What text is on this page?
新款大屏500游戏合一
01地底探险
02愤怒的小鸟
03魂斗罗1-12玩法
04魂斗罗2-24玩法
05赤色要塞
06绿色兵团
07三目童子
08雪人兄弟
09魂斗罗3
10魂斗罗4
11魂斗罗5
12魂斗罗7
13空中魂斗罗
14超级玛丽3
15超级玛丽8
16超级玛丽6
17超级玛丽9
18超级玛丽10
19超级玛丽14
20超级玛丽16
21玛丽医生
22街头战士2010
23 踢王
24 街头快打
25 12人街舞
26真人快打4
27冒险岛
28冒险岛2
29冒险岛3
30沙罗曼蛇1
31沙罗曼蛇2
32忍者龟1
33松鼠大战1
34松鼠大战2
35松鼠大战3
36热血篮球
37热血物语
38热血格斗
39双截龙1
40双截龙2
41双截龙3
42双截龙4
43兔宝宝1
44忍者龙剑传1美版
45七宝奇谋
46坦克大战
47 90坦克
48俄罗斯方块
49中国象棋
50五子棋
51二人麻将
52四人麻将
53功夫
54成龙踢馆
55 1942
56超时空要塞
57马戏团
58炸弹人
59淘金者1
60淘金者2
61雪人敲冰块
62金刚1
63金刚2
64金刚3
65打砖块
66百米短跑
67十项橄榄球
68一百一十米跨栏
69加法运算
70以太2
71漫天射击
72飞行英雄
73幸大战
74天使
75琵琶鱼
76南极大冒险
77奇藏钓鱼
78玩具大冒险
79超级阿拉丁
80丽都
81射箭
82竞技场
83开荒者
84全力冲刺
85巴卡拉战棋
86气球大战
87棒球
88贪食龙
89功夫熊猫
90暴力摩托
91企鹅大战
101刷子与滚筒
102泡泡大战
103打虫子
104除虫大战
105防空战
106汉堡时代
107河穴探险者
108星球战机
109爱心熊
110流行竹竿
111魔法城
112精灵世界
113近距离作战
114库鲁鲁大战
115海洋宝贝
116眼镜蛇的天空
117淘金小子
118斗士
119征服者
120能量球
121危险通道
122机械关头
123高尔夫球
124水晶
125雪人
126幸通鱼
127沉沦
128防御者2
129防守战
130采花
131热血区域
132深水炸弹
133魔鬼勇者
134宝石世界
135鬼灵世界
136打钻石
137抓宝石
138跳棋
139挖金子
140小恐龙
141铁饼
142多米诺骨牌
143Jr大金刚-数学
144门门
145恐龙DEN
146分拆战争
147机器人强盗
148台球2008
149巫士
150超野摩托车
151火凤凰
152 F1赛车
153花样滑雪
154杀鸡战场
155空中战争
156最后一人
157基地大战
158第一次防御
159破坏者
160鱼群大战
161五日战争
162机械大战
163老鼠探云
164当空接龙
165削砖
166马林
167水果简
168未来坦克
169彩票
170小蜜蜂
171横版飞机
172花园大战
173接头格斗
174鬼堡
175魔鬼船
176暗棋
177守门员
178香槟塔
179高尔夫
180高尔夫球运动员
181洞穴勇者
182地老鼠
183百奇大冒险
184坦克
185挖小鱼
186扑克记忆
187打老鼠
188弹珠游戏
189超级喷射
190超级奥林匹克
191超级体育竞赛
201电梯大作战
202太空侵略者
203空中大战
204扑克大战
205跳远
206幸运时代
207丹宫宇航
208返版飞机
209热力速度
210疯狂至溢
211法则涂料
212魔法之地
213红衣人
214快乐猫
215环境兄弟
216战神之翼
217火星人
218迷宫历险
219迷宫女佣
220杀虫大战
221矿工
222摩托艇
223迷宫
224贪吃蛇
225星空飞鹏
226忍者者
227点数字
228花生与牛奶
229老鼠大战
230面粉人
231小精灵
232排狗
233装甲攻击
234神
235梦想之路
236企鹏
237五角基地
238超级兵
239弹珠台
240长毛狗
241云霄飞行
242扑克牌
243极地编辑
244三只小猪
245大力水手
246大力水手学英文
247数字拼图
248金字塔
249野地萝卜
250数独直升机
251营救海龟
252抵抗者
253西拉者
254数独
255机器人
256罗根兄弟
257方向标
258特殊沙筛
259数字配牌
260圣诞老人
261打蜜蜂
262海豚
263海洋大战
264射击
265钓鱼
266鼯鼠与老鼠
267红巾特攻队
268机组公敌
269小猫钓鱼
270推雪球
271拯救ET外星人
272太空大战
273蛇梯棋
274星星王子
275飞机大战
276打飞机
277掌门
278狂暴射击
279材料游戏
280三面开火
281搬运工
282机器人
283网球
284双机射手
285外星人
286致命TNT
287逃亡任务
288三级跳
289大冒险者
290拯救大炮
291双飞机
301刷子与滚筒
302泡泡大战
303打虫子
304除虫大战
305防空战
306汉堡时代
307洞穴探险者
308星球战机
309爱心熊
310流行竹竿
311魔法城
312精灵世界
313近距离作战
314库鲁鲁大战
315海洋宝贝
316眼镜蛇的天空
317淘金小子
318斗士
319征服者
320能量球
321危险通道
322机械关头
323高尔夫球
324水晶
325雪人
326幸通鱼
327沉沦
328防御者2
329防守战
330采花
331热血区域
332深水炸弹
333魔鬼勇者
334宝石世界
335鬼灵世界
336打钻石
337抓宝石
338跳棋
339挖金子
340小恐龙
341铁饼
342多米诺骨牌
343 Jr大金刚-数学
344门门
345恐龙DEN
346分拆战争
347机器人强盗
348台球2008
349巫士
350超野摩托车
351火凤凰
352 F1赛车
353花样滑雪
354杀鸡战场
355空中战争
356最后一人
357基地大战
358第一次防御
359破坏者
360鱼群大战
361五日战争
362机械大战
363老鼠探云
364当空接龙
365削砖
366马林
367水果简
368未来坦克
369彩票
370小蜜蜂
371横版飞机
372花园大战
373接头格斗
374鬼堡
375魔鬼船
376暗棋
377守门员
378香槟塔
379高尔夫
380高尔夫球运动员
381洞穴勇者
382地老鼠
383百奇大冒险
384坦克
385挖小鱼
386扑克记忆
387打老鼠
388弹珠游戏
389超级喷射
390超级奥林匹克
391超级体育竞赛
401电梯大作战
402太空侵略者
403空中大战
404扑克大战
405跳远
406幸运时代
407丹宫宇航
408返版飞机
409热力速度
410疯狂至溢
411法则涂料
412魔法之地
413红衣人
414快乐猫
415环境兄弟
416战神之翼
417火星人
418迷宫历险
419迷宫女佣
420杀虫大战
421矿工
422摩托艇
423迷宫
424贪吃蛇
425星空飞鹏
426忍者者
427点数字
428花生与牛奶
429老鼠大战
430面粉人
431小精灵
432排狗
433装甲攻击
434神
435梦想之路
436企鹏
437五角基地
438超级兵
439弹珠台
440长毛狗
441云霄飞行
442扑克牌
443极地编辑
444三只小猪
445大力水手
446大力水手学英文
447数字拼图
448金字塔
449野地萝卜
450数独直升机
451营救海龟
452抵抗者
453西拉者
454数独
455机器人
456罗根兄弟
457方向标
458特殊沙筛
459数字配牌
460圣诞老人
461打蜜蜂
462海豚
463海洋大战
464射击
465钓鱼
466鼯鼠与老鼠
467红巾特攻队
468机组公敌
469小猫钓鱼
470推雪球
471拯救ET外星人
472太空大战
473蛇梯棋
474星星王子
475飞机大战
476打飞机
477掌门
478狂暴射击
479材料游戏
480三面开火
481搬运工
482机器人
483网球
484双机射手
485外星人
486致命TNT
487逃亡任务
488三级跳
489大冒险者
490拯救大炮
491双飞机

▶ [WHAT THE EXERCISE ASKS] Quote the entire listing above exactly.

▶ [COMPLETED TASK]
What text is on this page?
新款大屏500游戏合一
01地底探险
02愤怒的小鸟
03魂斗罗1-12玩法
04魂斗罗2-24玩法
05赤色要塞
06绿色兵团
07三目童子
08雪人兄弟
09魂斗罗3
10魂斗罗4
11魂斗罗5
12魂斗罗7
13空中魂斗罗
14超级玛丽3
15超级玛丽8
16超级玛丽6
17超级玛丽9
18超级玛丽10
19超级玛丽14
20超级玛丽16
21玛丽医生
22街头战士2010
23 踢王
24 街头快打
25 12人街舞
26真人快打4
27冒险岛
28冒险岛2
29冒险岛3
30沙罗曼蛇1
31沙罗曼蛇2
32忍者龟1
33松鼠大战1
34松鼠大战2
35松鼠大战3
36热血篮球
37热血物语
38热血格斗
39双截龙1
40双截龙2
41双截龙3
42双截龙4
43兔宝宝1
44忍者龙剑传1美版
45七宝奇谋
46坦克大战
47 90坦克
48俄罗斯方块
49中国象棋
50五子棋
51二人麻将
52四人麻将
53功夫
54成龙踢馆
55 1942
56超时空要塞
57马戏团
58炸弹人
59淘金者1
60淘金者2
61雪人敲冰块
62金刚1
63金刚2
64金刚3
65打砖块
66百米短跑
67十项橄榄球
68一百一十米跨栏
69加法运算
70以太2
71漫天射击
72飞行英雄
73幸大战
74天使
75琵琶鱼
76南极大冒险
77奇藏钓鱼
78玩具大冒险
79超级阿拉丁
80丽都
81射箭
82竞技场
83开荒者
84全力冲刺
85巴卡拉战棋
86气球大战
87棒球
88贪食龙
89功夫熊猫
90暴力摩托
91企鹅大战
101刷子与滚筒
102泡泡大战
103打虫子
104除虫大战
105防空战
106汉堡时代
107河穴探险者
108星球战机
109爱心熊
110流行竹竿
111魔法城
112精灵世界
113近距离作战
114库鲁鲁大战
115海洋宝贝
116眼镜蛇的天空
117淘金小子
118斗士
119征服者
120能量球
121危险通道
122机械关头
123高尔夫球
124水晶
125雪人
126幸通鱼
127沉沦
128防御者2
129防守战
130采花
131热血区域
132深水炸弹
133魔鬼勇者
134宝石世界
135鬼灵世界
136打钻石
137抓宝石
138跳棋
139挖金子
140小恐龙
141铁饼
142多米诺骨牌
143Jr大金刚-数学
144门门
145恐龙DEN
146分拆战争
147机器人强盗
148台球2008
149巫士
150超野摩托车
151火凤凰
152 F1赛车
153花样滑雪
154杀鸡战场
155空中战争
156最后一人
157基地大战
158第一次防御
159破坏者
160鱼群大战
161五日战争
162机械大战
163老鼠探云
164当空接龙
165削砖
166马林
167水果简
168未来坦克
169彩票
170小蜜蜂
171横版飞机
172花园大战
173接头格斗
174鬼堡
175魔鬼船
176暗棋
177守门员
178香槟塔
179高尔夫
180高尔夫球运动员
181洞穴勇者
182地老鼠
183百奇大冒险
184坦克
185挖小鱼
186扑克记忆
187打老鼠
188弹珠游戏
189超级喷射
190超级奥林匹克
191超级体育竞赛
201电梯大作战
202太空侵略者
203空中大战
204扑克大战
205跳远
206幸运时代
207丹宫宇航
208返版飞机
209热力速度
210疯狂至溢
211法则涂料
212魔法之地
213红衣人
214快乐猫
215环境兄弟
216战神之翼
217火星人
218迷宫历险
219迷宫女佣
220杀虫大战
221矿工
222摩托艇
223迷宫
224贪吃蛇
225星空飞鹏
226忍者者
227点数字
228花生与牛奶
229老鼠大战
230面粉人
231小精灵
232排狗
233装甲攻击
234神
235梦想之路
236企鹏
237五角基地
238超级兵
239弹珠台
240长毛狗
241云霄飞行
242扑克牌
243极地编辑
244三只小猪
245大力水手
246大力水手学英文
247数字拼图
248金字塔
249野地萝卜
250数独直升机
251营救海龟
252抵抗者
253西拉者
254数独
255机器人
256罗根兄弟
257方向标
258特殊沙筛
259数字配牌
260圣诞老人
261打蜜蜂
262海豚
263海洋大战
264射击
265钓鱼
266鼯鼠与老鼠
267红巾特攻队
268机组公敌
269小猫钓鱼
270推雪球
271拯救ET外星人
272太空大战
273蛇梯棋
274星星王子
275飞机大战
276打飞机
277掌门
278狂暴射击
279材料游戏
280三面开火
281搬运工
282机器人
283网球
284双机射手
285外星人
286致命TNT
287逃亡任务
288三级跳
289大冒险者
290拯救大炮
291双飞机
301刷子与滚筒
302泡泡大战
303打虫子
304除虫大战
305防空战
306汉堡时代
307洞穴探险者
308星球战机
309爱心熊
310流行竹竿
311魔法城
312精灵世界
313近距离作战
314库鲁鲁大战
315海洋宝贝
316眼镜蛇的天空
317淘金小子
318斗士
319征服者
320能量球
321危险通道
322机械关头
323高尔夫球
324水晶
325雪人
326幸通鱼
327沉沦
328防御者2
329防守战
330采花
331热血区域
332深水炸弹
333魔鬼勇者
334宝石世界
335鬼灵世界
336打钻石
337抓宝石
338跳棋
339挖金子
340小恐龙
341铁饼
342多米诺骨牌
343 Jr大金刚-数学
344门门
345恐龙DEN
346分拆战争
347机器人强盗
348台球2008
349巫士
350超野摩托车
351火凤凰
352 F1赛车
353花样滑雪
354杀鸡战场
355空中战争
356最后一人
357基地大战
358第一次防御
359破坏者
360鱼群大战
361五日战争
362机械大战
363老鼠探云
364当空接龙
365削砖
366马林
367水果简
368未来坦克
369彩票
370小蜜蜂
371横版飞机
372花园大战
373接头格斗
374鬼堡
375魔鬼船
376暗棋
377守门员
378香槟塔
379高尔夫
380高尔夫球运动员
381洞穴勇者
382地老鼠
383百奇大冒险
384坦克
385挖小鱼
386扑克记忆
387打老鼠
388弹珠游戏
389超级喷射
390超级奥林匹克
391超级体育竞赛
401电梯大作战
402太空侵略者
403空中大战
404扑克大战
405跳远
406幸运时代
407丹宫宇航
408返版飞机
409热力速度
410疯狂至溢
411法则涂料
412魔法之地
413红衣人
414快乐猫
415环境兄弟
416战神之翼
417火星人
418迷宫历险
419迷宫女佣
420杀虫大战
421矿工
422摩托艇
423迷宫
424贪吃蛇
425星空飞鹏
426忍者者
427点数字
428花生与牛奶
429老鼠大战
430面粉人
431小精灵
432排狗
433装甲攻击
434神
435梦想之路
436企鹏
437五角基地
438超级兵
439弹珠台
440长毛狗
441云霄飞行
442扑克牌
443极地编辑
444三只小猪
445大力水手
446大力水手学英文
447数字拼图
448金字塔
449野地萝卜
450数独直升机
451营救海龟
452抵抗者
453西拉者
454数独
455机器人
456罗根兄弟
457方向标
458特殊沙筛
459数字配牌
460圣诞老人
461打蜜蜂
462海豚
463海洋大战
464射击
465钓鱼
466鼯鼠与老鼠
467红巾特攻队
468机组公敌
469小猫钓鱼
470推雪球
471拯救ET外星人
472太空大战
473蛇梯棋
474星星王子
475飞机大战
476打飞机
477掌门
478狂暴射击
479材料游戏
480三面开火
481搬运工
482机器人
483网球
484双机射手
485外星人
486致命TNT
487逃亡任务
488三级跳
489大冒险者
490拯救大炮
491双飞机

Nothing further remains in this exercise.